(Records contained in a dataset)
::::
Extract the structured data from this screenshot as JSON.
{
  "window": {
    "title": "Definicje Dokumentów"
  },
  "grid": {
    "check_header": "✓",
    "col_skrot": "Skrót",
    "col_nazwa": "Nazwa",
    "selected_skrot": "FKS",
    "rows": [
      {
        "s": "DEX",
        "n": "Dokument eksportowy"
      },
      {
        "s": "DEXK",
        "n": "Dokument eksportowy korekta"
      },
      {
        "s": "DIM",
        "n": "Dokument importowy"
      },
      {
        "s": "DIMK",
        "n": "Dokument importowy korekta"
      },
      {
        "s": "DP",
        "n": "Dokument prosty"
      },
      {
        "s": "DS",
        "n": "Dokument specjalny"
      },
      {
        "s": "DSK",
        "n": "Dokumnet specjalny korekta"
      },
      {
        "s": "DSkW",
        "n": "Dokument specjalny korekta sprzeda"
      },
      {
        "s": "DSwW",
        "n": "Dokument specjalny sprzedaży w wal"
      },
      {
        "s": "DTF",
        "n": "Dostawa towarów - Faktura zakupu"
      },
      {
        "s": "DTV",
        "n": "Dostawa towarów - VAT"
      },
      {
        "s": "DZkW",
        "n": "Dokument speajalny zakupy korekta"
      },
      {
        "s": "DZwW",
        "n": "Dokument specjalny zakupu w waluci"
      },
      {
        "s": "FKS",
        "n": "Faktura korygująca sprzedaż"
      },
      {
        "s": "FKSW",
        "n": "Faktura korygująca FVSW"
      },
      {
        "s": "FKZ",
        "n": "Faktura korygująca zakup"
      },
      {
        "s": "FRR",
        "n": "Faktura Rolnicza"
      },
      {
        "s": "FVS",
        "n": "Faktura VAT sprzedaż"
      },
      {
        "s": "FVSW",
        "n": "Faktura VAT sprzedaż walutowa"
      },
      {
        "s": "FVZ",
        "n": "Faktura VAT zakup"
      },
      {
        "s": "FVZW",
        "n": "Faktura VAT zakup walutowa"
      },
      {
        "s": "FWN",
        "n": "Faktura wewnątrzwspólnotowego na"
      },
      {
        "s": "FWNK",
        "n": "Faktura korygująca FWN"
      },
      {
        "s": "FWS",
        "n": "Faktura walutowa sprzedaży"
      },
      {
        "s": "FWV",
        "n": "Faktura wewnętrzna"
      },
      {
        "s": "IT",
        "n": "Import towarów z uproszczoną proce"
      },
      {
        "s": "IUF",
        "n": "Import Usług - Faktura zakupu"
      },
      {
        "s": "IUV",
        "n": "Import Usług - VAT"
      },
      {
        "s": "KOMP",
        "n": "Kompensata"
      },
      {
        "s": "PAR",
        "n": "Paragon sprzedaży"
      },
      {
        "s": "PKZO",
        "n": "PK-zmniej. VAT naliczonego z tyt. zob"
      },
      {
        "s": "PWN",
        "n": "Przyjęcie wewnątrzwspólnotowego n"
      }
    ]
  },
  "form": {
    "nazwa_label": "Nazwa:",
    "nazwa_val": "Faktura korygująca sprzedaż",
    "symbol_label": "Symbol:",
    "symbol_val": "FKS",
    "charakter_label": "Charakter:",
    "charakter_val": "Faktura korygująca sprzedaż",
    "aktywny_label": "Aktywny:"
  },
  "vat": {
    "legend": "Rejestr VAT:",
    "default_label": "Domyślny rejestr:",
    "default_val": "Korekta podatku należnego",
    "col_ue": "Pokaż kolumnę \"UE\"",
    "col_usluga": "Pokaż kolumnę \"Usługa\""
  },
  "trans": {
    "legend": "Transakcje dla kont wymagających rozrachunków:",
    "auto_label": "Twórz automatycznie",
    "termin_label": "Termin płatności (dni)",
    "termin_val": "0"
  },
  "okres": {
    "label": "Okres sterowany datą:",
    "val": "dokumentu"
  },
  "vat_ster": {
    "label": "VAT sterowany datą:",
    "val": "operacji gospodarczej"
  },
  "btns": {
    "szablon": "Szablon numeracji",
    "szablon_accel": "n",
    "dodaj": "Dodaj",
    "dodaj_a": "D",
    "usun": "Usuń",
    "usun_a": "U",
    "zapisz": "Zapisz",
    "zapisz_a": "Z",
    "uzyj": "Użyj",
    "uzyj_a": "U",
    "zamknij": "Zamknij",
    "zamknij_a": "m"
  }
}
::::
**Task brief**
Exactly reproduce all of the entries.

**Answer to the task**
Extract the structured data from this screenshot as JSON.
{
  "window": {
    "title": "Definicje Dokumentów"
  },
  "grid": {
    "check_header": "✓",
    "col_skrot": "Skrót",
    "col_nazwa": "Nazwa",
    "selected_skrot": "FKS",
    "rows": [
      {
        "s": "DEX",
        "n": "Dokument eksportowy"
      },
      {
        "s": "DEXK",
        "n": "Dokument eksportowy korekta"
      },
      {
        "s": "DIM",
        "n": "Dokument importowy"
      },
      {
        "s": "DIMK",
        "n": "Dokument importowy korekta"
      },
      {
        "s": "DP",
        "n": "Dokument prosty"
      },
      {
        "s": "DS",
        "n": "Dokument specjalny"
      },
      {
        "s": "DSK",
        "n": "Dokumnet specjalny korekta"
      },
      {
        "s": "DSkW",
        "n": "Dokument specjalny korekta sprzeda"
      },
      {
        "s": "DSwW",
        "n": "Dokument specjalny sprzedaży w wal"
      },
      {
        "s": "DTF",
        "n": "Dostawa towarów - Faktura zakupu"
      },
      {
        "s": "DTV",
        "n": "Dostawa towarów - VAT"
      },
      {
        "s": "DZkW",
        "n": "Dokument speajalny zakupy korekta"
      },
      {
        "s": "DZwW",
        "n": "Dokument specjalny zakupu w waluci"
      },
      {
        "s": "FKS",
        "n": "Faktura korygująca sprzedaż"
      },
      {
        "s": "FKSW",
        "n": "Faktura korygująca FVSW"
      },
      {
        "s": "FKZ",
        "n": "Faktura korygująca zakup"
      },
      {
        "s": "FRR",
        "n": "Faktura Rolnicza"
      },
      {
        "s": "FVS",
        "n": "Faktura VAT sprzedaż"
      },
      {
        "s": "FVSW",
        "n": "Faktura VAT sprzedaż walutowa"
      },
      {
        "s": "FVZ",
        "n": "Faktura VAT zakup"
      },
      {
        "s": "FVZW",
        "n": "Faktura VAT zakup walutowa"
      },
      {
        "s": "FWN",
        "n": "Faktura wewnątrzwspólnotowego na"
      },
      {
        "s": "FWNK",
        "n": "Faktura korygująca FWN"
      },
      {
        "s": "FWS",
        "n": "Faktura walutowa sprzedaży"
      },
      {
        "s": "FWV",
        "n": "Faktura wewnętrzna"
      },
      {
        "s": "IT",
        "n": "Import towarów z uproszczoną proce"
      },
      {
        "s": "IUF",
        "n": "Import Usług - Faktura zakupu"
      },
      {
        "s": "IUV",
        "n": "Import Usług - VAT"
      },
      {
        "s": "KOMP",
        "n": "Kompensata"
      },
      {
        "s": "PAR",
        "n": "Paragon sprzedaży"
      },
      {
        "s": "PKZO",
        "n": "PK-zmniej. VAT naliczonego z tyt. zob"
      },
      {
        "s": "PWN",
        "n": "Przyjęcie wewnątrzwspólnotowego n"
      }
    ]
  },
  "form": {
    "nazwa_label": "Nazwa:",
    "nazwa_val": "Faktura korygująca sprzedaż",
    "symbol_label": "Symbol:",
    "symbol_val": "FKS",
    "charakter_label": "Charakter:",
    "charakter_val": "Faktura korygująca sprzedaż",
    "aktywny_label": "Aktywny:"
  },
  "vat": {
    "legend": "Rejestr VAT:",
    "default_label": "Domyślny rejestr:",
    "default_val": "Korekta podatku należnego",
    "col_ue": "Pokaż kolumnę \"UE\"",
    "col_usluga": "Pokaż kolumnę \"Usługa\""
  },
  "trans": {
    "legend": "Transakcje dla kont wymagających rozrachunków:",
    "auto_label": "Twórz automatycznie",
    "termin_label": "Termin płatności (dni)",
    "termin_val": "0"
  },
  "okres": {
    "label": "Okres sterowany datą:",
    "val": "dokumentu"
  },
  "vat_ster": {
    "label": "VAT sterowany datą:",
    "val": "operacji gospodarczej"
  },
  "btns": {
    "szablon": "Szablon numeracji",
    "szablon_accel": "n",
    "dodaj": "Dodaj",
    "dodaj_a": "D",
    "usun": "Usuń",
    "usun_a": "U",
    "zapisz": "Zapisz",
    "zapisz_a": "Z",
    "uzyj": "Użyj",
    "uzyj_a": "U",
    "zamknij": "Zamknij",
    "zamknij_a": "m"
  }
}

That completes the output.